**THE EXERCISE:** Extract, from the listing that follows, each line containing the word "name".

Records from a collection of figures:
--- BEGIN ---

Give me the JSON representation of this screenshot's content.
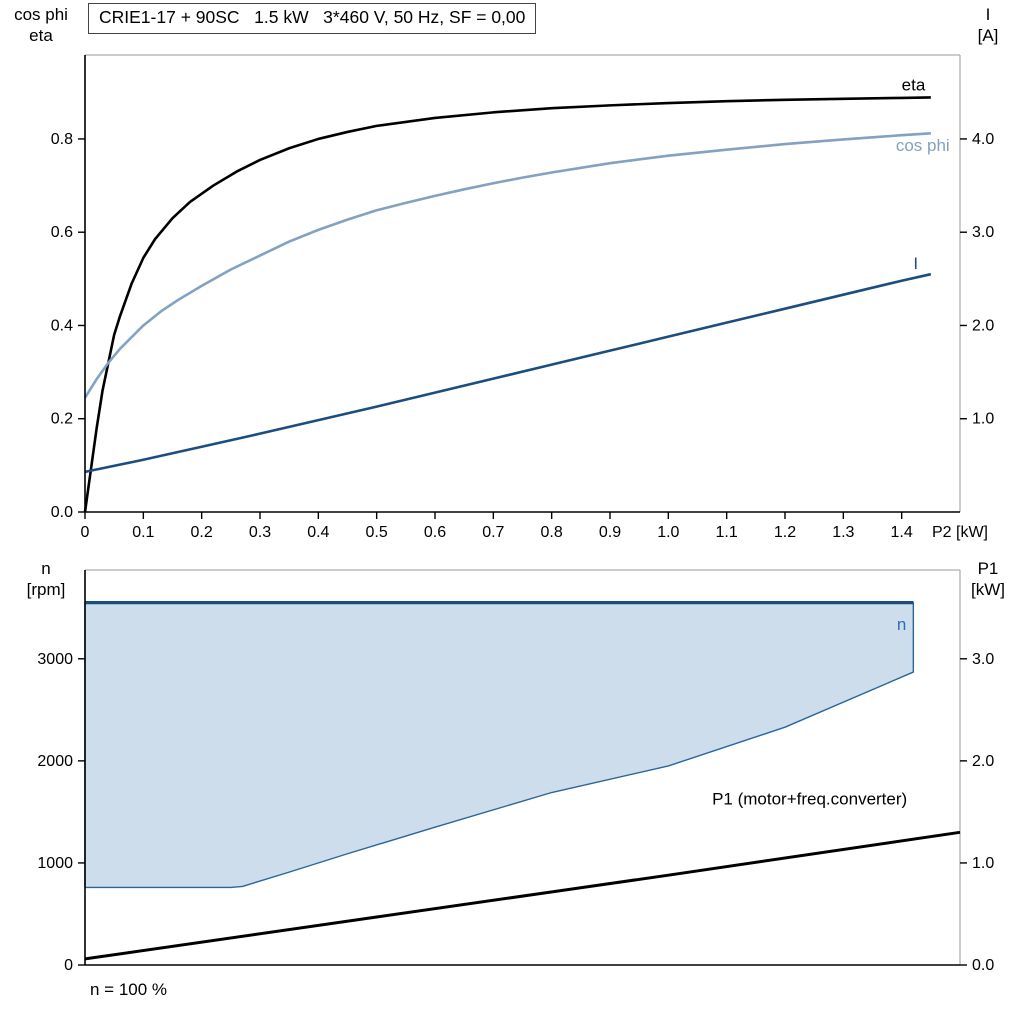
{
  "title_box": "CRIE1-17 + 90SC   1.5 kW   3*460 V, 50 Hz, SF = 0,00",
  "colors": {
    "eta": "#000000",
    "cos_phi": "#83a1c0",
    "current": "#1b4e7f",
    "envelope_fill": "#cdddeb",
    "envelope_stroke": "#2a6699",
    "p1": "#000000",
    "n_label": "#2e6fb2",
    "frame": "#9a9a9a",
    "axis": "#000000"
  },
  "chart_data": [
    {
      "id": "top",
      "type": "line",
      "left_axis_title": [
        "cos phi",
        "eta"
      ],
      "right_axis_title": [
        "I",
        "[A]"
      ],
      "x_axis": {
        "min": 0,
        "max": 1.5,
        "ticks": [
          {
            "v": 0,
            "label": "0"
          },
          {
            "v": 0.1,
            "label": "0.1"
          },
          {
            "v": 0.2,
            "label": "0.2"
          },
          {
            "v": 0.3,
            "label": "0.3"
          },
          {
            "v": 0.4,
            "label": "0.4"
          },
          {
            "v": 0.5,
            "label": "0.5"
          },
          {
            "v": 0.6,
            "label": "0.6"
          },
          {
            "v": 0.7,
            "label": "0.7"
          },
          {
            "v": 0.8,
            "label": "0.8"
          },
          {
            "v": 0.9,
            "label": "0.9"
          },
          {
            "v": 1.0,
            "label": "1.0"
          },
          {
            "v": 1.1,
            "label": "1.1"
          },
          {
            "v": 1.2,
            "label": "1.2"
          },
          {
            "v": 1.3,
            "label": "1.3"
          },
          {
            "v": 1.4,
            "label": "1.4"
          },
          {
            "v": 1.5,
            "label": "P2 [kW]",
            "mark": false
          }
        ]
      },
      "left_axis": {
        "min": 0,
        "max": 0.98,
        "ticks": [
          {
            "v": 0.0,
            "label": "0.0"
          },
          {
            "v": 0.2,
            "label": "0.2"
          },
          {
            "v": 0.4,
            "label": "0.4"
          },
          {
            "v": 0.6,
            "label": "0.6"
          },
          {
            "v": 0.8,
            "label": "0.8"
          }
        ]
      },
      "right_axis": {
        "min": 0,
        "max": 4.9,
        "ticks": [
          {
            "v": 1.0,
            "label": "1.0"
          },
          {
            "v": 2.0,
            "label": "2.0"
          },
          {
            "v": 3.0,
            "label": "3.0"
          },
          {
            "v": 4.0,
            "label": "4.0"
          }
        ]
      },
      "series": [
        {
          "name": "eta",
          "axis": "left",
          "color_key": "eta",
          "width": 2.6,
          "points": [
            [
              0,
              0
            ],
            [
              0.01,
              0.09
            ],
            [
              0.02,
              0.18
            ],
            [
              0.03,
              0.26
            ],
            [
              0.04,
              0.32
            ],
            [
              0.05,
              0.38
            ],
            [
              0.06,
              0.42
            ],
            [
              0.08,
              0.49
            ],
            [
              0.1,
              0.545
            ],
            [
              0.12,
              0.585
            ],
            [
              0.15,
              0.63
            ],
            [
              0.18,
              0.665
            ],
            [
              0.22,
              0.7
            ],
            [
              0.26,
              0.73
            ],
            [
              0.3,
              0.755
            ],
            [
              0.35,
              0.78
            ],
            [
              0.4,
              0.8
            ],
            [
              0.45,
              0.815
            ],
            [
              0.5,
              0.828
            ],
            [
              0.6,
              0.845
            ],
            [
              0.7,
              0.857
            ],
            [
              0.8,
              0.866
            ],
            [
              0.9,
              0.872
            ],
            [
              1.0,
              0.877
            ],
            [
              1.1,
              0.881
            ],
            [
              1.2,
              0.884
            ],
            [
              1.3,
              0.886
            ],
            [
              1.4,
              0.888
            ],
            [
              1.45,
              0.889
            ]
          ]
        },
        {
          "name": "cos phi",
          "axis": "left",
          "color_key": "cos_phi",
          "width": 2.6,
          "points": [
            [
              0,
              0.245
            ],
            [
              0.02,
              0.285
            ],
            [
              0.04,
              0.32
            ],
            [
              0.06,
              0.35
            ],
            [
              0.08,
              0.375
            ],
            [
              0.1,
              0.4
            ],
            [
              0.13,
              0.43
            ],
            [
              0.16,
              0.455
            ],
            [
              0.2,
              0.485
            ],
            [
              0.25,
              0.52
            ],
            [
              0.3,
              0.55
            ],
            [
              0.35,
              0.58
            ],
            [
              0.4,
              0.605
            ],
            [
              0.45,
              0.627
            ],
            [
              0.5,
              0.647
            ],
            [
              0.55,
              0.663
            ],
            [
              0.6,
              0.678
            ],
            [
              0.65,
              0.692
            ],
            [
              0.7,
              0.705
            ],
            [
              0.75,
              0.717
            ],
            [
              0.8,
              0.728
            ],
            [
              0.9,
              0.748
            ],
            [
              1.0,
              0.764
            ],
            [
              1.1,
              0.777
            ],
            [
              1.2,
              0.789
            ],
            [
              1.3,
              0.799
            ],
            [
              1.4,
              0.808
            ],
            [
              1.45,
              0.812
            ]
          ]
        },
        {
          "name": "I",
          "axis": "right",
          "color_key": "current",
          "width": 2.6,
          "points": [
            [
              0,
              0.43
            ],
            [
              0.1,
              0.56
            ],
            [
              0.2,
              0.7
            ],
            [
              0.3,
              0.84
            ],
            [
              0.4,
              0.985
            ],
            [
              0.5,
              1.13
            ],
            [
              0.6,
              1.28
            ],
            [
              0.7,
              1.43
            ],
            [
              0.8,
              1.58
            ],
            [
              0.9,
              1.73
            ],
            [
              1.0,
              1.88
            ],
            [
              1.1,
              2.03
            ],
            [
              1.2,
              2.18
            ],
            [
              1.3,
              2.33
            ],
            [
              1.4,
              2.48
            ],
            [
              1.45,
              2.55
            ]
          ]
        }
      ],
      "annotations": [
        {
          "text": "eta",
          "x": 1.4,
          "y": 0.915,
          "axis": "left",
          "color_key": "eta",
          "anchor": "start"
        },
        {
          "text": "cos phi",
          "x": 1.39,
          "y": 0.785,
          "axis": "left",
          "color_key": "cos_phi",
          "anchor": "start"
        },
        {
          "text": "I",
          "x": 1.42,
          "y": 2.66,
          "axis": "right",
          "color_key": "current",
          "anchor": "start"
        }
      ]
    },
    {
      "id": "bottom",
      "type": "line",
      "left_axis_title": [
        "n",
        "[rpm]"
      ],
      "right_axis_title": [
        "P1",
        "[kW]"
      ],
      "footnote": "n = 100 %",
      "x_axis": {
        "min": 0,
        "max": 1.5,
        "ticks": []
      },
      "left_axis": {
        "min": 0,
        "max": 3870,
        "ticks": [
          {
            "v": 0,
            "label": "0"
          },
          {
            "v": 1000,
            "label": "1000"
          },
          {
            "v": 2000,
            "label": "2000"
          },
          {
            "v": 3000,
            "label": "3000"
          }
        ]
      },
      "right_axis": {
        "min": 0,
        "max": 3.87,
        "ticks": [
          {
            "v": 0.0,
            "label": "0.0"
          },
          {
            "v": 1.0,
            "label": "1.0"
          },
          {
            "v": 2.0,
            "label": "2.0"
          },
          {
            "v": 3.0,
            "label": "3.0"
          }
        ]
      },
      "areas": [
        {
          "name": "operating-envelope",
          "axis": "left",
          "fill_key": "envelope_fill",
          "stroke_key": "envelope_stroke",
          "stroke_width": 1.4,
          "points": [
            [
              0,
              3550
            ],
            [
              1.42,
              3550
            ],
            [
              1.42,
              2870
            ],
            [
              1.2,
              2330
            ],
            [
              1.0,
              1950
            ],
            [
              0.8,
              1690
            ],
            [
              0.6,
              1350
            ],
            [
              0.45,
              1090
            ],
            [
              0.35,
              910
            ],
            [
              0.27,
              770
            ],
            [
              0.25,
              760
            ],
            [
              0,
              760
            ]
          ]
        }
      ],
      "series": [
        {
          "name": "n-max-limit",
          "axis": "left",
          "color_key": "current",
          "width": 3.2,
          "points": [
            [
              0,
              3550
            ],
            [
              1.42,
              3550
            ]
          ]
        },
        {
          "name": "P1 (motor+freq.converter)",
          "axis": "right",
          "color_key": "p1",
          "width": 3,
          "points": [
            [
              0,
              0.06
            ],
            [
              0.5,
              0.47
            ],
            [
              1.0,
              0.88
            ],
            [
              1.5,
              1.3
            ]
          ]
        }
      ],
      "annotations": [
        {
          "text": "n",
          "x": 1.4,
          "y": 3330,
          "axis": "left",
          "color_key": "n_label",
          "anchor": "middle"
        },
        {
          "text": "P1 (motor+freq.converter)",
          "x": 1.075,
          "y": 1.62,
          "axis": "right",
          "color_key": "p1",
          "anchor": "start"
        }
      ]
    }
  ]
}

--- END ---

**FINAL RESULT:**
          "name": "eta",
          "name": "cos phi",
          "name": "I",
          "name": "operating-envelope",
          "name": "n-max-limit",
          "name": "P1 (motor+freq.converter)",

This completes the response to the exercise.